Instructions for the task — Take each line that has the word "Output" and return it.

[Stored data entries]

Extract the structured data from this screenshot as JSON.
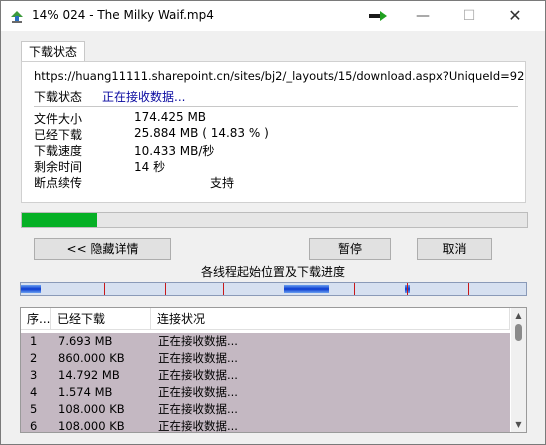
{
  "window": {
    "title": "14% 024 - The Milky Waif.mp4",
    "min_glyph": "—",
    "max_glyph": "☐",
    "close_glyph": "✕",
    "icons": {
      "app": "download-app-icon",
      "title_extra": "arrow-icon"
    }
  },
  "tab": {
    "label": "下载状态"
  },
  "info": {
    "url": "https://huang11111.sharepoint.cn/sites/bj2/_layouts/15/download.aspx?UniqueId=92",
    "status_label": "下载状态",
    "status_value": "正在接收数据...",
    "rows": [
      {
        "label": "文件大小",
        "value": "174.425  MB"
      },
      {
        "label": "已经下载",
        "value": "25.884  MB  ( 14.83 % )"
      },
      {
        "label": "下载速度",
        "value": "10.433  MB/秒"
      },
      {
        "label": "剩余时间",
        "value": "14 秒"
      },
      {
        "label": "断点续传",
        "value": "支持"
      }
    ]
  },
  "progress": {
    "percent": 14.83,
    "color": "#06b025"
  },
  "buttons": {
    "hide": "<< 隐藏详情",
    "pause": "暂停",
    "cancel": "取消"
  },
  "threads": {
    "title": "各线程起始位置及下载进度",
    "segments": [
      {
        "start": 0.0,
        "end": 0.04
      },
      {
        "start": 0.52,
        "end": 0.61
      },
      {
        "start": 0.76,
        "end": 0.77
      }
    ],
    "ticks": [
      0.165,
      0.285,
      0.4,
      0.66,
      0.765,
      0.885
    ],
    "colors": {
      "fill": "#0a3ad0",
      "tick": "#c81818"
    }
  },
  "list": {
    "columns": [
      "序...",
      "已经下载",
      "连接状况"
    ],
    "rows": [
      {
        "no": "1",
        "downloaded": "7.693  MB",
        "status": "正在接收数据..."
      },
      {
        "no": "2",
        "downloaded": "860.000  KB",
        "status": "正在接收数据..."
      },
      {
        "no": "3",
        "downloaded": "14.792  MB",
        "status": "正在接收数据..."
      },
      {
        "no": "4",
        "downloaded": "1.574  MB",
        "status": "正在接收数据..."
      },
      {
        "no": "5",
        "downloaded": "108.000  KB",
        "status": "正在接收数据..."
      },
      {
        "no": "6",
        "downloaded": "108.000  KB",
        "status": "正在接收数据..."
      }
    ],
    "row_color": "#c4b8c2"
  }
}
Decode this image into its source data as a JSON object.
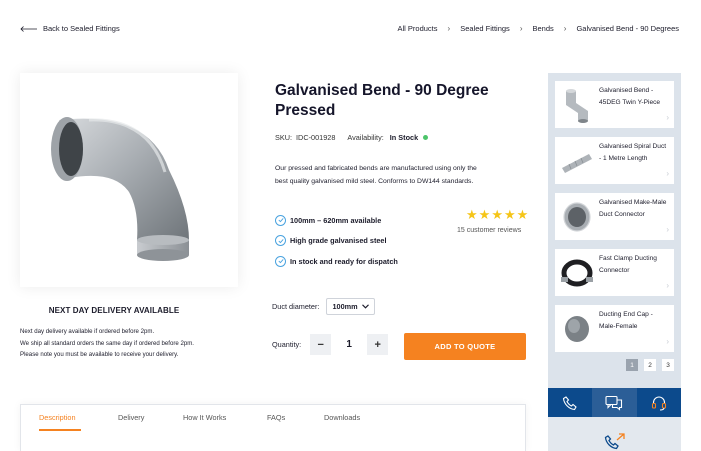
{
  "nav": {
    "back_label": "Back to Sealed Fittings",
    "breadcrumbs": [
      "All Products",
      "Sealed Fittings",
      "Bends",
      "Galvanised Bend - 90 Degrees"
    ]
  },
  "product": {
    "title": "Galvanised Bend - 90 Degree Pressed",
    "sku_label": "SKU:",
    "sku": "IDC-001928",
    "availability_label": "Availability:",
    "availability": "In Stock",
    "description": "Our pressed and fabricated bends are manufactured using only the best quality galvanised mild steel. Conforms to DW144 standards.",
    "features": [
      "100mm – 620mm available",
      "High grade galvanised steel",
      "In stock and ready for dispatch"
    ],
    "rating": 5,
    "reviews": "15 customer reviews"
  },
  "delivery": {
    "title": "NEXT DAY DELIVERY AVAILABLE",
    "lines": [
      "Next day delivery available if ordered before 2pm.",
      "We ship all standard orders the same day if ordered before 2pm.",
      "Please note you must be available to receive your delivery."
    ]
  },
  "options": {
    "duct_label": "Duct diameter:",
    "duct_value": "100mm",
    "quantity_label": "Quantity:",
    "quantity": "1",
    "minus": "−",
    "plus": "+",
    "add_button": "ADD TO QUOTE"
  },
  "tabs": [
    "Description",
    "Delivery",
    "How It Works",
    "FAQs",
    "Downloads"
  ],
  "related": [
    {
      "name": "Galvanised Bend - 45DEG Twin Y-Piece",
      "icon": "y-piece-icon"
    },
    {
      "name": "Galvanised Spiral Duct - 1 Metre Length",
      "icon": "spiral-duct-icon"
    },
    {
      "name": "Galvanised Make-Male Duct Connector",
      "icon": "connector-icon"
    },
    {
      "name": "Fast Clamp Ducting Connector",
      "icon": "clamp-icon"
    },
    {
      "name": "Ducting End Cap - Male-Female",
      "icon": "end-cap-icon"
    }
  ],
  "pagination": [
    "1",
    "2",
    "3"
  ],
  "colors": {
    "accent": "#f58220",
    "contact_bar": "#0c4a8c",
    "sidebar_bg": "#dce3eb",
    "in_stock": "#4cc46a"
  }
}
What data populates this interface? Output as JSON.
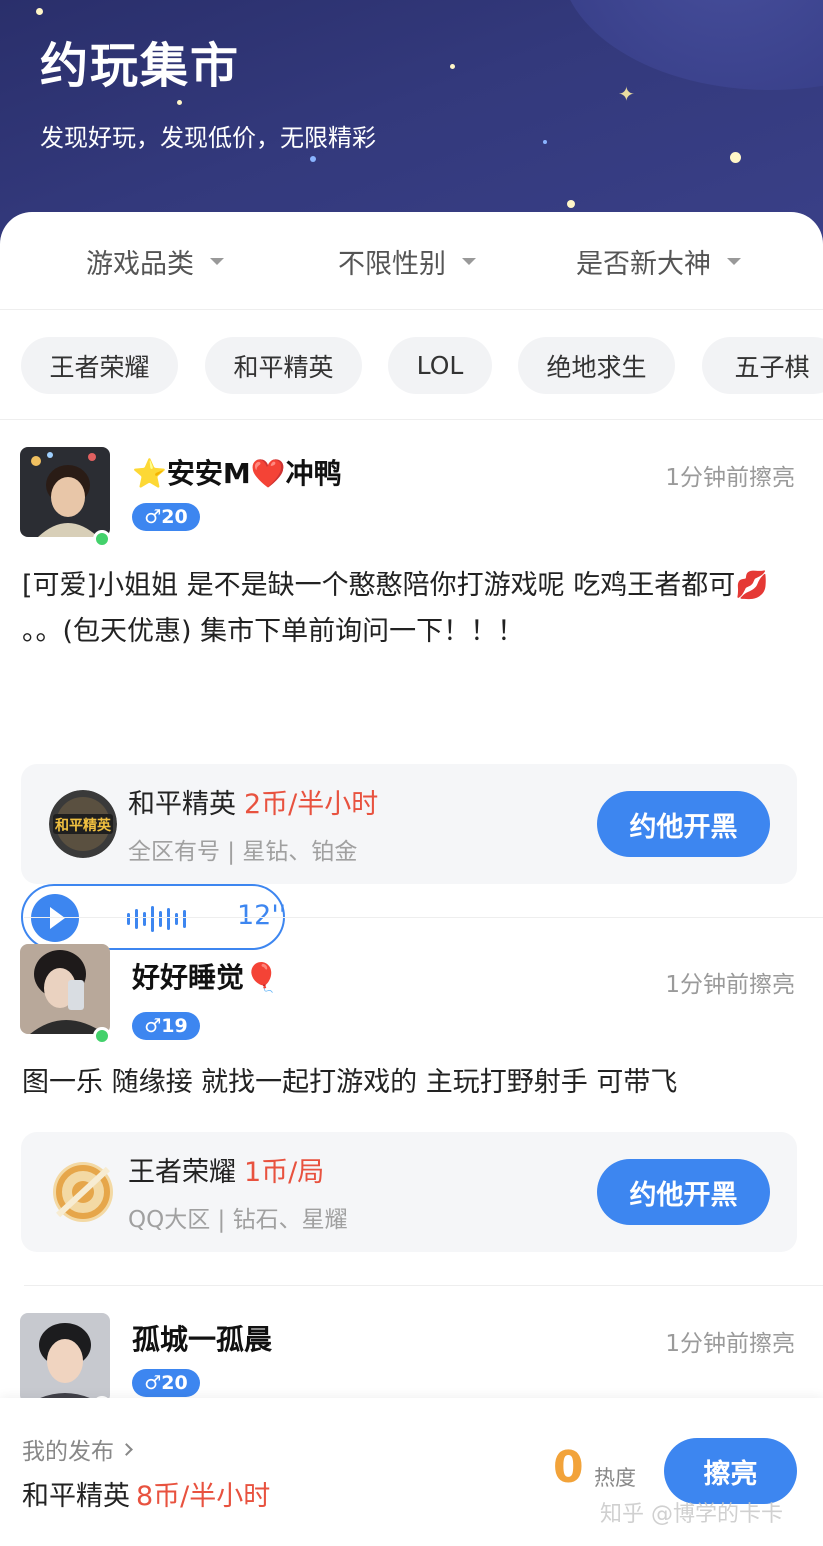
{
  "header": {
    "title": "约玩集市",
    "subtitle": "发现好玩，发现低价，无限精彩"
  },
  "filters": [
    {
      "label": "游戏品类"
    },
    {
      "label": "不限性别"
    },
    {
      "label": "是否新大神"
    }
  ],
  "chips": [
    "王者荣耀",
    "和平精英",
    "LOL",
    "绝地求生",
    "五子棋"
  ],
  "posts": [
    {
      "username": "⭐安安M❤️冲鸭",
      "badge": "♂20",
      "time": "1分钟前擦亮",
      "text": "[可爱]小姐姐 是不是缺一个憨憨陪你打游戏呢 吃鸡王者都可💋 。。(包天优惠) 集市下单前询问一下！！！",
      "voice_duration": "12''",
      "game": "和平精英",
      "price": "2币/半小时",
      "detail": "全区有号 | 星钻、铂金",
      "cta": "约他开黑",
      "logo_text": "和平精英"
    },
    {
      "username": "好好睡觉🎈",
      "badge": "♂19",
      "time": "1分钟前擦亮",
      "text": "图一乐 随缘接 就找一起打游戏的 主玩打野射手 可带飞",
      "game": "王者荣耀",
      "price": "1币/局",
      "detail": "QQ大区 | 钻石、星耀",
      "cta": "约他开黑"
    },
    {
      "username": "孤城一孤晨",
      "badge": "♂20",
      "time": "1分钟前擦亮"
    }
  ],
  "bottom": {
    "my_post_label": "我的发布",
    "my_game": "和平精英",
    "my_price": "8币/半小时",
    "heat_value": "0",
    "heat_label": "热度",
    "polish_label": "擦亮",
    "watermark": "知乎 @博学的卡卡"
  },
  "colors": {
    "accent": "#3d86f0",
    "price": "#e8523f",
    "heat": "#f2a33a",
    "online": "#43d16b"
  }
}
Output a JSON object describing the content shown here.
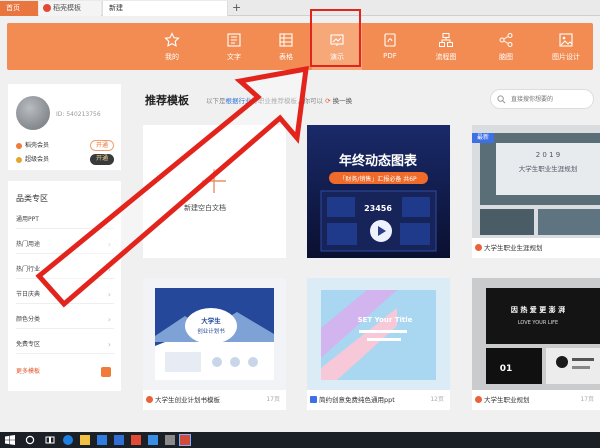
{
  "tabs": {
    "home": "首页",
    "wps": "稻壳模板",
    "new": "新建"
  },
  "categories": [
    {
      "label": "我的",
      "icon": "star-icon"
    },
    {
      "label": "文字",
      "icon": "writer-icon"
    },
    {
      "label": "表格",
      "icon": "spreadsheet-icon"
    },
    {
      "label": "演示",
      "icon": "presentation-icon"
    },
    {
      "label": "PDF",
      "icon": "pdf-icon"
    },
    {
      "label": "流程图",
      "icon": "flowchart-icon"
    },
    {
      "label": "脑图",
      "icon": "mindmap-icon"
    },
    {
      "label": "图片设计",
      "icon": "image-design-icon"
    }
  ],
  "user": {
    "id": "ID: 540213756",
    "member1": "稻壳会员",
    "member1_btn": "开通",
    "member2": "超级会员",
    "member2_btn": "开通"
  },
  "nav": {
    "title": "品类专区",
    "items": [
      "通用PPT",
      "热门用途",
      "热门行业",
      "节日庆典",
      "颜色分类",
      "免费专区"
    ],
    "more": "更多模板"
  },
  "main": {
    "title": "推荐模板",
    "hint_prefix": "以下是",
    "hint_link": "根据行业",
    "hint_suffix": "等职业推荐模板，你可以",
    "hint_action": "换一换",
    "search_placeholder": "直接搜你想要的"
  },
  "blank": {
    "label": "新建空白文档"
  },
  "cards": {
    "c2": {
      "title_main": "年终动态图表",
      "subtitle": "「财务/销售」汇报必备  共6P",
      "number": "23456"
    },
    "c3": {
      "badge": "最新",
      "year": "2 0 1 9",
      "inner_title": "大学生职业生涯规划",
      "caption": "大学生职业生涯规划"
    },
    "c4": {
      "inner_title": "大学生",
      "inner_sub": "创业计划书",
      "caption": "大学生创业计划书模板",
      "pages": "17页"
    },
    "c5": {
      "inner_title": "SET Your Title",
      "caption": "简约创意免费纯色通用ppt",
      "pages": "12页"
    },
    "c6": {
      "inner_title": "因 热 爱  更 澎 湃",
      "inner_sub": "LOVE YOUR LIFE",
      "inner_num": "01",
      "caption": "大学生职业规划",
      "pages": "17页"
    }
  },
  "colors": {
    "accent": "#f28c52",
    "highlight": "#e2241c"
  }
}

Solution —
What data populates this interface? Output as JSON.
Output a JSON object describing the content shown here.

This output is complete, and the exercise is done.